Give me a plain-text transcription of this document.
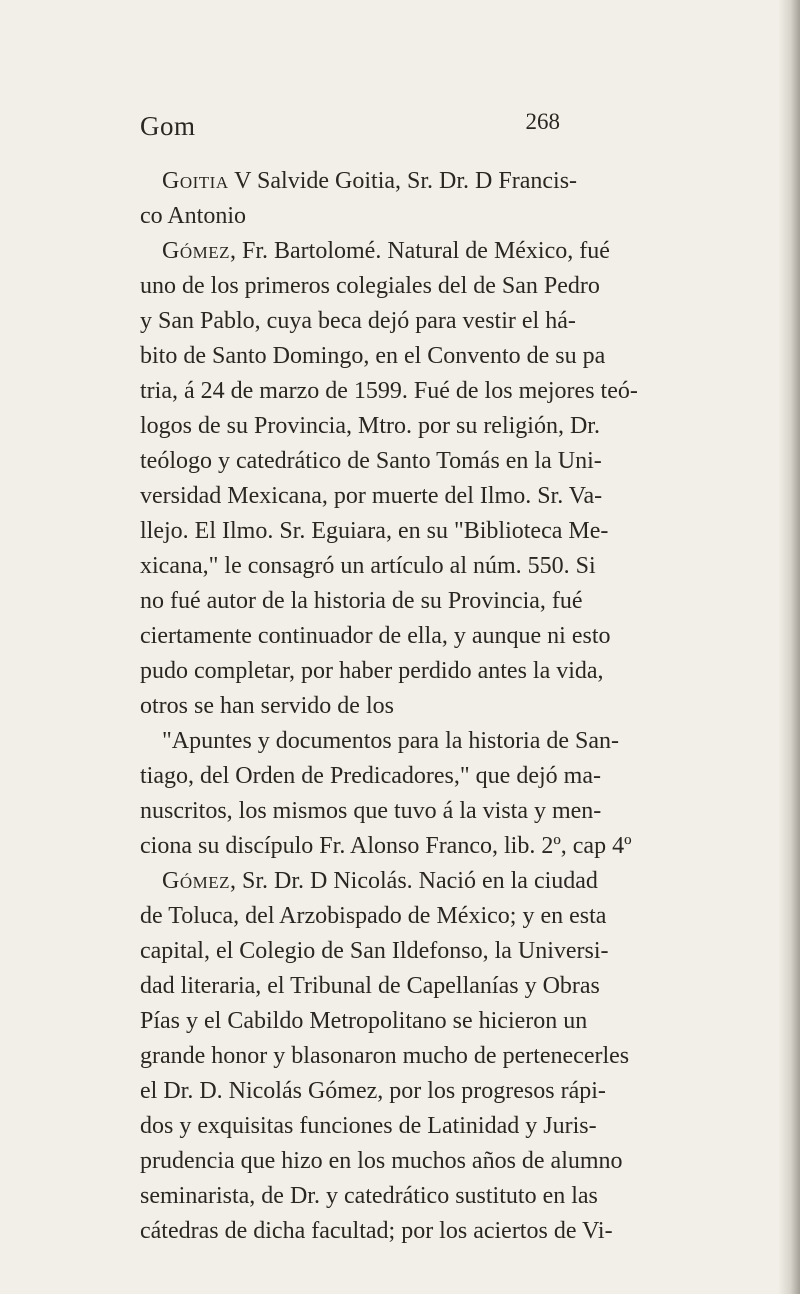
Gom	268
Goitia V Salvide Goitia, Sr. Dr. D Francis-
co Antonio
Gómez, Fr. Bartolomé. Natural de México, fué
uno de los primeros colegiales del de San Pedro
y San Pablo, cuya beca dejó para vestir el há-
bito de Santo Domingo, en el Convento de su pa
tria, á 24 de marzo de 1599. Fué de los mejores teó-
logos de su Provincia, Mtro. por su religión, Dr.
teólogo y catedrático de Santo Tomás en la Uni-
versidad Mexicana, por muerte del Ilmo. Sr. Va-
llejo. El Ilmo. Sr. Eguiara, en su "Biblioteca Me-
xicana," le consagró un artículo al núm. 550. Si
no fué autor de la historia de su Provincia, fué
ciertamente continuador de ella, y aunque ni esto
pudo completar, por haber perdido antes la vida,
otros se han servido de los
"Apuntes y documentos para la historia de San-
tiago, del Orden de Predicadores," que dejó ma-
nuscritos, los mismos que tuvo á la vista y men-
ciona su discípulo Fr. Alonso Franco, lib. 2º, cap 4º
Gómez, Sr. Dr. D Nicolás. Nació en la ciudad
de Toluca, del Arzobispado de México; y en esta
capital, el Colegio de San Ildefonso, la Universi-
dad literaria, el Tribunal de Capellanías y Obras
Pías y el Cabildo Metropolitano se hicieron un
grande honor y blasonaron mucho de pertenecerles
el Dr. D. Nicolás Gómez, por los progresos rápi-
dos y exquisitas funciones de Latinidad y Juris-
prudencia que hizo en los muchos años de alumno
seminarista, de Dr. y catedrático sustituto en las
cátedras de dicha facultad; por los aciertos de Vi-
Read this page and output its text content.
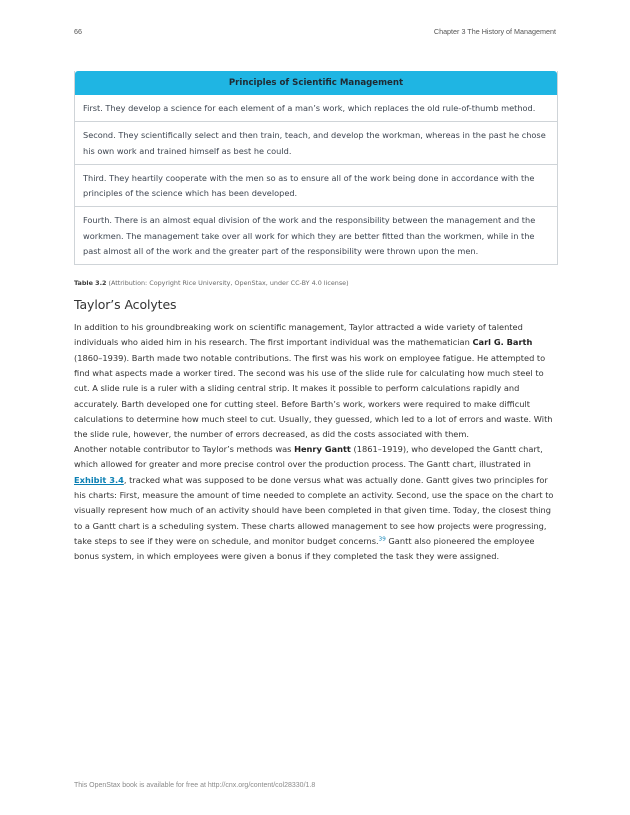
66	Chapter 3 The History of Management
Principles of Scientific Management
First. They develop a science for each element of a man’s work, which replaces the old rule-of-thumb method.
Second. They scientifically select and then train, teach, and develop the workman, whereas in the past he chose his own work and trained himself as best he could.
Third. They heartily cooperate with the men so as to ensure all of the work being done in accordance with the principles of the science which has been developed.
Fourth. There is an almost equal division of the work and the responsibility between the management and the workmen. The management take over all work for which they are better fitted than the workmen, while in the past almost all of the work and the greater part of the responsibility were thrown upon the men.
Table 3.2 (Attribution: Copyright Rice University, OpenStax, under CC-BY 4.0 license)
Taylor’s Acolytes

In addition to his groundbreaking work on scientific management, Taylor attracted a wide variety of talented individuals who aided him in his research. The first important individual was the mathematician Carl G. Barth (1860–1939). Barth made two notable contributions. The first was his work on employee fatigue. He attempted to find what aspects made a worker tired. The second was his use of the slide rule for calculating how much steel to cut. A slide rule is a ruler with a sliding central strip. It makes it possible to perform calculations rapidly and accurately. Barth developed one for cutting steel. Before Barth’s work, workers were required to make difficult calculations to determine how much steel to cut. Usually, they guessed, which led to a lot of errors and waste. With the slide rule, however, the number of errors decreased, as did the costs associated with them.

Another notable contributor to Taylor’s methods was Henry Gantt (1861–1919), who developed the Gantt chart, which allowed for greater and more precise control over the production process. The Gantt chart, illustrated in Exhibit 3.4, tracked what was supposed to be done versus what was actually done. Gantt gives two principles for his charts: First, measure the amount of time needed to complete an activity. Second, use the space on the chart to visually represent how much of an activity should have been completed in that given time. Today, the closest thing to a Gantt chart is a scheduling system. These charts allowed management to see how projects were progressing, take steps to see if they were on schedule, and monitor budget concerns.$^{39}$ Gantt also pioneered the employee bonus system, in which employees were given a bonus if they completed the task they were assigned.

This OpenStax book is available for free at http://cnx.org/content/col28330/1.8
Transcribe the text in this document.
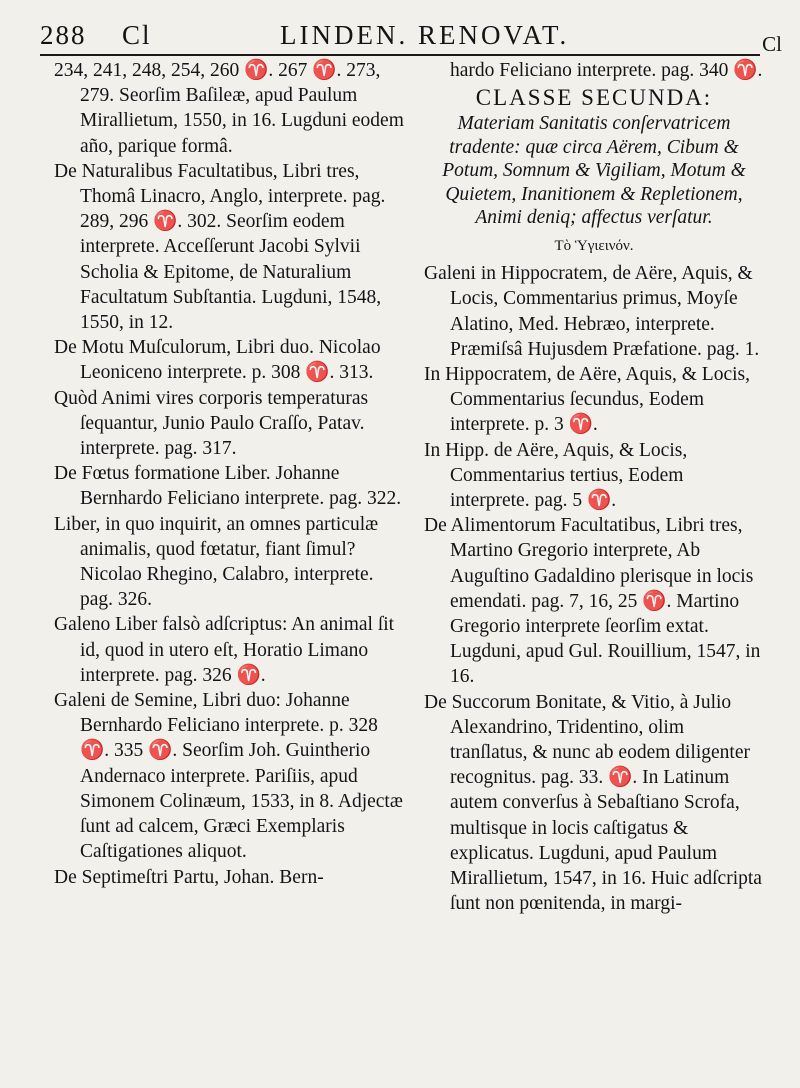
288 Cl	LINDEN. RENOVAT.	Cl

234, 241, 248, 254, 260 ♈. 267 ♈. 273, 279. Seorſim Baſileæ, apud Paulum Mirallietum, 1550, in 16. Lugduni eodem año, parique formâ.

De Naturalibus Facultatibus, Libri tres, Thomâ Linacro, Anglo, interprete. pag. 289, 296 ♈. 302. Seorſim eodem interprete. Acceſſerunt Jacobi Sylvii Scholia & Epitome, de Naturalium Facultatum Subſtantia. Lugduni, 1548, 1550, in 12.

De Motu Muſculorum, Libri duo. Nicolao Leoniceno interprete. p. 308 ♈. 313.

Quòd Animi vires corporis temperaturas ſequantur, Junio Paulo Craſſo, Patav. interprete. pag. 317.

De Fœtus formatione Liber. Johanne Bernhardo Feliciano interprete. pag. 322.

Liber, in quo inquirit, an omnes particulæ animalis, quod fœtatur, fiant ſimul? Nicolao Rhegino, Calabro, interprete. pag. 326.

Galeno Liber falsò adſcriptus: An animal ſit id, quod in utero eſt, Horatio Limano interprete. pag. 326 ♈.

Galeni de Semine, Libri duo: Johanne Bernhardo Feliciano interprete. p. 328 ♈. 335 ♈. Seorſim Joh. Guintherio Andernaco interprete. Pariſiis, apud Simonem Colinæum, 1533, in 8. Adjectæ ſunt ad calcem, Græci Exemplaris Caſtigationes aliquot.

De Septimeſtri Partu, Johan. Bern-

hardo Feliciano interprete. pag. 340 ♈.

CLASSE SECUNDA:
Materiam Sanitatis conſervatricem tradente: quæ circa Aërem, Cibum & Potum, Somnum & Vigiliam, Motum & Quietem, Inanitionem & Repletionem, Animi deniq; affectus verſatur.
Τὸ Ὑγιεινόν.

Galeni in Hippocratem, de Aëre, Aquis, & Locis, Commentarius primus, Moyſe Alatino, Med. Hebræo, interprete. Præmiſsâ Hujusdem Præfatione. pag. 1.

In Hippocratem, de Aëre, Aquis, & Locis, Commentarius ſecundus, Eodem interprete. p. 3 ♈.

In Hipp. de Aëre, Aquis, & Locis, Commentarius tertius, Eodem interprete. pag. 5 ♈.

De Alimentorum Facultatibus, Libri tres, Martino Gregorio interprete, Ab Auguſtino Gadaldino plerisque in locis emendati. pag. 7, 16, 25 ♈. Martino Gregorio interprete ſeorſim extat. Lugduni, apud Gul. Rouillium, 1547, in 16.

De Succorum Bonitate, & Vitio, à Julio Alexandrino, Tridentino, olim tranſlatus, & nunc ab eodem diligenter recognitus. pag. 33. ♈. In Latinum autem converſus à Sebaſtiano Scrofa, multisque in locis caſtigatus & explicatus. Lugduni, apud Paulum Mirallietum, 1547, in 16. Huic adſcripta ſunt non pœnitenda, in margi-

◇ ◇ ◇ ◇

- DESCRIPTION OF THE TASK -
Print the listing above in full, exactly as written. Omit any pictures.

- TASK RESULT -
Give me a plain-text transcription of this document.
Gom	268
Goitia V Salvide Goitia, Sr. Dr. D Francis-
co Antonio
Gómez, Fr. Bartolomé. Natural de México, fué
uno de los primeros colegiales del de San Pedro
y San Pablo, cuya beca dejó para vestir el há-
bito de Santo Domingo, en el Convento de su pa
tria, á 24 de marzo de 1599. Fué de los mejores teó-
logos de su Provincia, Mtro. por su religión, Dr.
teólogo y catedrático de Santo Tomás en la Uni-
versidad Mexicana, por muerte del Ilmo. Sr. Va-
llejo. El Ilmo. Sr. Eguiara, en su "Biblioteca Me-
xicana," le consagró un artículo al núm. 550. Si
no fué autor de la historia de su Provincia, fué
ciertamente continuador de ella, y aunque ni esto
pudo completar, por haber perdido antes la vida,
otros se han servido de los
"Apuntes y documentos para la historia de San-
tiago, del Orden de Predicadores," que dejó ma-
nuscritos, los mismos que tuvo á la vista y men-
ciona su discípulo Fr. Alonso Franco, lib. 2º, cap 4º
Gómez, Sr. Dr. D Nicolás. Nació en la ciudad
de Toluca, del Arzobispado de México; y en esta
capital, el Colegio de San Ildefonso, la Universi-
dad literaria, el Tribunal de Capellanías y Obras
Pías y el Cabildo Metropolitano se hicieron un
grande honor y blasonaron mucho de pertenecerles
el Dr. D. Nicolás Gómez, por los progresos rápi-
dos y exquisitas funciones de Latinidad y Juris-
prudencia que hizo en los muchos años de alumno
seminarista, de Dr. y catedrático sustituto en las
cátedras de dicha facultad; por los aciertos de Vi-
Read this page and output its text content.
66	Chapter 3 The History of Management
Principles of Scientific Management
First. They develop a science for each element of a man’s work, which replaces the old rule-of-thumb method.
Second. They scientifically select and then train, teach, and develop the workman, whereas in the past he chose his own work and trained himself as best he could.
Third. They heartily cooperate with the men so as to ensure all of the work being done in accordance with the principles of the science which has been developed.
Fourth. There is an almost equal division of the work and the responsibility between the management and the workmen. The management take over all work for which they are better fitted than the workmen, while in the past almost all of the work and the greater part of the responsibility were thrown upon the men.
Table 3.2 (Attribution: Copyright Rice University, OpenStax, under CC-BY 4.0 license)
Taylor’s Acolytes

In addition to his groundbreaking work on scientific management, Taylor attracted a wide variety of talented individuals who aided him in his research. The first important individual was the mathematician Carl G. Barth (1860–1939). Barth made two notable contributions. The first was his work on employee fatigue. He attempted to find what aspects made a worker tired. The second was his use of the slide rule for calculating how much steel to cut. A slide rule is a ruler with a sliding central strip. It makes it possible to perform calculations rapidly and accurately. Barth developed one for cutting steel. Before Barth’s work, workers were required to make difficult calculations to determine how much steel to cut. Usually, they guessed, which led to a lot of errors and waste. With the slide rule, however, the number of errors decreased, as did the costs associated with them.

Another notable contributor to Taylor’s methods was Henry Gantt (1861–1919), who developed the Gantt chart, which allowed for greater and more precise control over the production process. The Gantt chart, illustrated in Exhibit 3.4, tracked what was supposed to be done versus what was actually done. Gantt gives two principles for his charts: First, measure the amount of time needed to complete an activity. Second, use the space on the chart to visually represent how much of an activity should have been completed in that given time. Today, the closest thing to a Gantt chart is a scheduling system. These charts allowed management to see how projects were progressing, take steps to see if they were on schedule, and monitor budget concerns.$^{39}$ Gantt also pioneered the employee bonus system, in which employees were given a bonus if they completed the task they were assigned.

This OpenStax book is available for free at http://cnx.org/content/col28330/1.8
Transcribe the text in this document.
288 Cl	LINDEN. RENOVAT.	Cl

234, 241, 248, 254, 260 ♈. 267 ♈. 273, 279. Seorſim Baſileæ, apud Paulum Mirallietum, 1550, in 16. Lugduni eodem año, parique formâ.

De Naturalibus Facultatibus, Libri tres, Thomâ Linacro, Anglo, interprete. pag. 289, 296 ♈. 302. Seorſim eodem interprete. Acceſſerunt Jacobi Sylvii Scholia & Epitome, de Naturalium Facultatum Subſtantia. Lugduni, 1548, 1550, in 12.

De Motu Muſculorum, Libri duo. Nicolao Leoniceno interprete. p. 308 ♈. 313.

Quòd Animi vires corporis temperaturas ſequantur, Junio Paulo Craſſo, Patav. interprete. pag. 317.

De Fœtus formatione Liber. Johanne Bernhardo Feliciano interprete. pag. 322.

Liber, in quo inquirit, an omnes particulæ animalis, quod fœtatur, fiant ſimul? Nicolao Rhegino, Calabro, interprete. pag. 326.

Galeno Liber falsò adſcriptus: An animal ſit id, quod in utero eſt, Horatio Limano interprete. pag. 326 ♈.

Galeni de Semine, Libri duo: Johanne Bernhardo Feliciano interprete. p. 328 ♈. 335 ♈. Seorſim Joh. Guintherio Andernaco interprete. Pariſiis, apud Simonem Colinæum, 1533, in 8. Adjectæ ſunt ad calcem, Græci Exemplaris Caſtigationes aliquot.

De Septimeſtri Partu, Johan. Bern-

hardo Feliciano interprete. pag. 340 ♈.

CLASSE SECUNDA:
Materiam Sanitatis conſervatricem tradente: quæ circa Aërem, Cibum & Potum, Somnum & Vigiliam, Motum & Quietem, Inanitionem & Repletionem, Animi deniq; affectus verſatur.
Τὸ Ὑγιεινόν.

Galeni in Hippocratem, de Aëre, Aquis, & Locis, Commentarius primus, Moyſe Alatino, Med. Hebræo, interprete. Præmiſsâ Hujusdem Præfatione. pag. 1.

In Hippocratem, de Aëre, Aquis, & Locis, Commentarius ſecundus, Eodem interprete. p. 3 ♈.

In Hipp. de Aëre, Aquis, & Locis, Commentarius tertius, Eodem interprete. pag. 5 ♈.

De Alimentorum Facultatibus, Libri tres, Martino Gregorio interprete, Ab Auguſtino Gadaldino plerisque in locis emendati. pag. 7, 16, 25 ♈. Martino Gregorio interprete ſeorſim extat. Lugduni, apud Gul. Rouillium, 1547, in 16.

De Succorum Bonitate, & Vitio, à Julio Alexandrino, Tridentino, olim tranſlatus, & nunc ab eodem diligenter recognitus. pag. 33. ♈. In Latinum autem converſus à Sebaſtiano Scrofa, multisque in locis caſtigatus & explicatus. Lugduni, apud Paulum Mirallietum, 1547, in 16. Huic adſcripta ſunt non pœnitenda, in margi-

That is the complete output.